--- Start STORED RECORDS ---

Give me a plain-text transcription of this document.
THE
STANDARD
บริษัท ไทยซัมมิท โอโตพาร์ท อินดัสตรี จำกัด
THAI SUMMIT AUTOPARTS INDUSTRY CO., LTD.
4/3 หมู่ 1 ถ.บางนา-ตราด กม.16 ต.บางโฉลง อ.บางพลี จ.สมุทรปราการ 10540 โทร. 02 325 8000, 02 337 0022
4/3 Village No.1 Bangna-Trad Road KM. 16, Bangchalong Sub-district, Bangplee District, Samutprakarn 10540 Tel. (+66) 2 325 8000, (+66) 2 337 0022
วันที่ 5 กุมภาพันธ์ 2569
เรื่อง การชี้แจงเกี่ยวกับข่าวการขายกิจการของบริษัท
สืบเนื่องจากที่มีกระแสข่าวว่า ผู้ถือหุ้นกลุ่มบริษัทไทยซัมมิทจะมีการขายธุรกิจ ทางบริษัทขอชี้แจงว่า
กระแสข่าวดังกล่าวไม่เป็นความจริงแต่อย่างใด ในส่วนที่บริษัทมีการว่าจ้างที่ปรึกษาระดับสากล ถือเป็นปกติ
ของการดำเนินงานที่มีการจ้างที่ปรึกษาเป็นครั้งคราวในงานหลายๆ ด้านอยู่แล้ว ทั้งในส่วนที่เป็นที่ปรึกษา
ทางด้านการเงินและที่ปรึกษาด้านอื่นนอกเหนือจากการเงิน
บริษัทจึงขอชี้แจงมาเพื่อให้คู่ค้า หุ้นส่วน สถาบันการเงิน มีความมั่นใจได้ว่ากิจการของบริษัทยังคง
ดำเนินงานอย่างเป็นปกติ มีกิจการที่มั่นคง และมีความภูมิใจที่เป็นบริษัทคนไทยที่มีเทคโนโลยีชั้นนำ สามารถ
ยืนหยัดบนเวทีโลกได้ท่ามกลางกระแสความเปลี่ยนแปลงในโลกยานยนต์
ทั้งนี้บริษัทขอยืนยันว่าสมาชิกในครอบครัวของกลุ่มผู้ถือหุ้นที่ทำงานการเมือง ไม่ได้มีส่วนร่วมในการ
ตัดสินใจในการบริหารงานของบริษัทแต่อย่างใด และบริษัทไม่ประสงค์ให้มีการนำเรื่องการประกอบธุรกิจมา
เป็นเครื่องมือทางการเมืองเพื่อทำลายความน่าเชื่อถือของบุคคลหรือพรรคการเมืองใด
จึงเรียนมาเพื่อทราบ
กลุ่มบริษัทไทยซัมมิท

--- End STORED RECORDS ---

» **WRITTEN EXERCISE**: Output all of the material, please, exactly as it stands.

» **SOLUTION TO THIS EXERCISE**:
Give me a plain-text transcription of this document.
THE
STANDARD
บริษัท ไทยซัมมิท โอโตพาร์ท อินดัสตรี จำกัด
THAI SUMMIT AUTOPARTS INDUSTRY CO., LTD.
4/3 หมู่ 1 ถ.บางนา-ตราด กม.16 ต.บางโฉลง อ.บางพลี จ.สมุทรปราการ 10540 โทร. 02 325 8000, 02 337 0022
4/3 Village No.1 Bangna-Trad Road KM. 16, Bangchalong Sub-district, Bangplee District, Samutprakarn 10540 Tel. (+66) 2 325 8000, (+66) 2 337 0022
วันที่ 5 กุมภาพันธ์ 2569
เรื่อง การชี้แจงเกี่ยวกับข่าวการขายกิจการของบริษัท
สืบเนื่องจากที่มีกระแสข่าวว่า ผู้ถือหุ้นกลุ่มบริษัทไทยซัมมิทจะมีการขายธุรกิจ ทางบริษัทขอชี้แจงว่า
กระแสข่าวดังกล่าวไม่เป็นความจริงแต่อย่างใด ในส่วนที่บริษัทมีการว่าจ้างที่ปรึกษาระดับสากล ถือเป็นปกติ
ของการดำเนินงานที่มีการจ้างที่ปรึกษาเป็นครั้งคราวในงานหลายๆ ด้านอยู่แล้ว ทั้งในส่วนที่เป็นที่ปรึกษา
ทางด้านการเงินและที่ปรึกษาด้านอื่นนอกเหนือจากการเงิน
บริษัทจึงขอชี้แจงมาเพื่อให้คู่ค้า หุ้นส่วน สถาบันการเงิน มีความมั่นใจได้ว่ากิจการของบริษัทยังคง
ดำเนินงานอย่างเป็นปกติ มีกิจการที่มั่นคง และมีความภูมิใจที่เป็นบริษัทคนไทยที่มีเทคโนโลยีชั้นนำ สามารถ
ยืนหยัดบนเวทีโลกได้ท่ามกลางกระแสความเปลี่ยนแปลงในโลกยานยนต์
ทั้งนี้บริษัทขอยืนยันว่าสมาชิกในครอบครัวของกลุ่มผู้ถือหุ้นที่ทำงานการเมือง ไม่ได้มีส่วนร่วมในการ
ตัดสินใจในการบริหารงานของบริษัทแต่อย่างใด และบริษัทไม่ประสงค์ให้มีการนำเรื่องการประกอบธุรกิจมา
เป็นเครื่องมือทางการเมืองเพื่อทำลายความน่าเชื่อถือของบุคคลหรือพรรคการเมืองใด
จึงเรียนมาเพื่อทราบ
กลุ่มบริษัทไทยซัมมิท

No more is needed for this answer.